#### What the task asks
Extract each line from the entries below that has the string "entre" in it.

--------------------------------

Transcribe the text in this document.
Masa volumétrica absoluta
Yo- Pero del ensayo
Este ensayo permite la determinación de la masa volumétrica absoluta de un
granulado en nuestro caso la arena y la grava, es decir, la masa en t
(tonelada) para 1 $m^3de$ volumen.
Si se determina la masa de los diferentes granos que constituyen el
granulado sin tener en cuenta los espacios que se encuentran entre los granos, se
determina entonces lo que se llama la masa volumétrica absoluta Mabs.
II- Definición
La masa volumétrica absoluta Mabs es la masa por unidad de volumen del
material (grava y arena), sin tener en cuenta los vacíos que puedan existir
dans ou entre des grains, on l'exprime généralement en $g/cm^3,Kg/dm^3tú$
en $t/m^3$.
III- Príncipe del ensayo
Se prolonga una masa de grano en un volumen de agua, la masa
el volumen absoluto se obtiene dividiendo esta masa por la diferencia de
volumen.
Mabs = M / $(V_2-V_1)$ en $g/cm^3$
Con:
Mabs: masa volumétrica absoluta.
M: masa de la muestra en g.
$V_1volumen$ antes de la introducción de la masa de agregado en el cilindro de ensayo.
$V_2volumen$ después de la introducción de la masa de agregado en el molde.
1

--------------------------------

#### Response to the task
granulado sin tener en cuenta los espacios que se encuentran entre los granos, se
dans ou entre des grains, on l'exprime généralement en $g/cm^3,Kg/dm^3tú$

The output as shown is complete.